Collection entries:
═══

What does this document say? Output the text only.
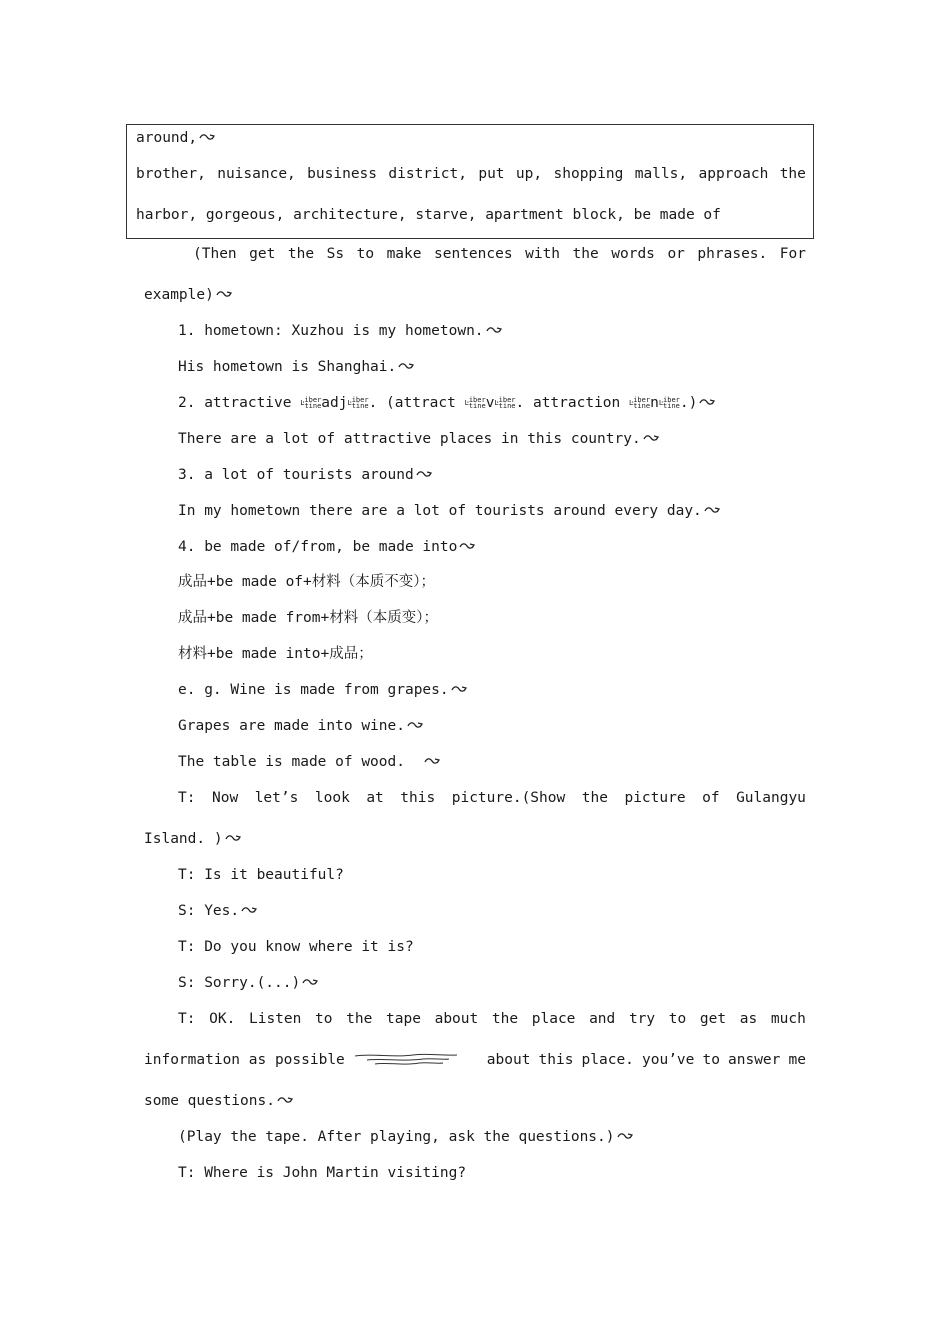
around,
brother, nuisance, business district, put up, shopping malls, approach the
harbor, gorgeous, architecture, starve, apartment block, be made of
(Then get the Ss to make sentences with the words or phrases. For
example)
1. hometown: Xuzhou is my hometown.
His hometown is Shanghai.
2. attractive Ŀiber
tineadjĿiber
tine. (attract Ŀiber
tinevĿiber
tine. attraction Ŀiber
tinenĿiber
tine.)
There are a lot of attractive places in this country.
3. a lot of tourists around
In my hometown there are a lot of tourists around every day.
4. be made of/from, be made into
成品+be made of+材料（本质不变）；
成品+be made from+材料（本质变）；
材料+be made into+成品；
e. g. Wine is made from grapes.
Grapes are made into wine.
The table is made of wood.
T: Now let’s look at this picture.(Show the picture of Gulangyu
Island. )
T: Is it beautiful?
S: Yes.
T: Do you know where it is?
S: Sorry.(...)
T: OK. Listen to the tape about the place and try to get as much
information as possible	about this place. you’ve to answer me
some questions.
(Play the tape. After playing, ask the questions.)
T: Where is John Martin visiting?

═══

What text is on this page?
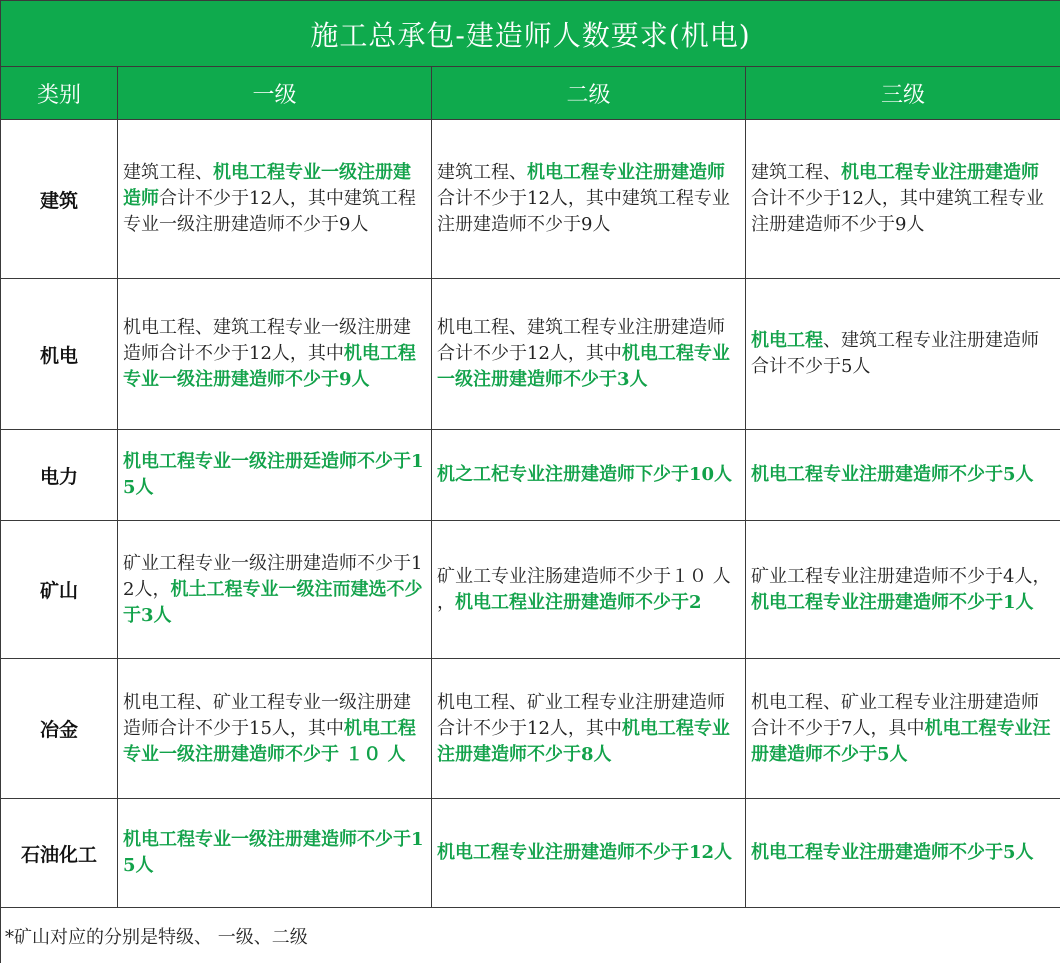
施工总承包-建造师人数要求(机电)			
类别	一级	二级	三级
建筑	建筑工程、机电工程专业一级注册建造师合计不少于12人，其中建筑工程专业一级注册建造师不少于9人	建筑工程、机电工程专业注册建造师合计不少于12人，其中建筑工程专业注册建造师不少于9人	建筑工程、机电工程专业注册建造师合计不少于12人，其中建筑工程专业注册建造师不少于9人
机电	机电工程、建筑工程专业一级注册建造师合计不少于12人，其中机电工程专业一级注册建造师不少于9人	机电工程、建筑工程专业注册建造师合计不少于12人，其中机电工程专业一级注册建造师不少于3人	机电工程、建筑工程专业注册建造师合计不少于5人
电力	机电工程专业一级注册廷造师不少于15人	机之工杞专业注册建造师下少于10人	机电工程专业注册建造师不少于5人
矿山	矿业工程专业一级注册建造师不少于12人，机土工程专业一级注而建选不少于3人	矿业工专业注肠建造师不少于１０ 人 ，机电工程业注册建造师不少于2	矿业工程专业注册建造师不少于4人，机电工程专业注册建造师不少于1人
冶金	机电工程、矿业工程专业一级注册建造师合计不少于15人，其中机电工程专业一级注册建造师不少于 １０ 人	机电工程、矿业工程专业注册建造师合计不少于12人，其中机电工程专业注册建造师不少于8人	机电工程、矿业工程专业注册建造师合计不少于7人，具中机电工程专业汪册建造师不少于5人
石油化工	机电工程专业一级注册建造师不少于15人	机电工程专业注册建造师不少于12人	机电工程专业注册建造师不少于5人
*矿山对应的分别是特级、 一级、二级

═══

Find the word "tape" in the entries, and copy every line it shows up in.

T: OK. Listen to the tape about the place and try to get as much
(Play the tape. After playing, ask the questions.)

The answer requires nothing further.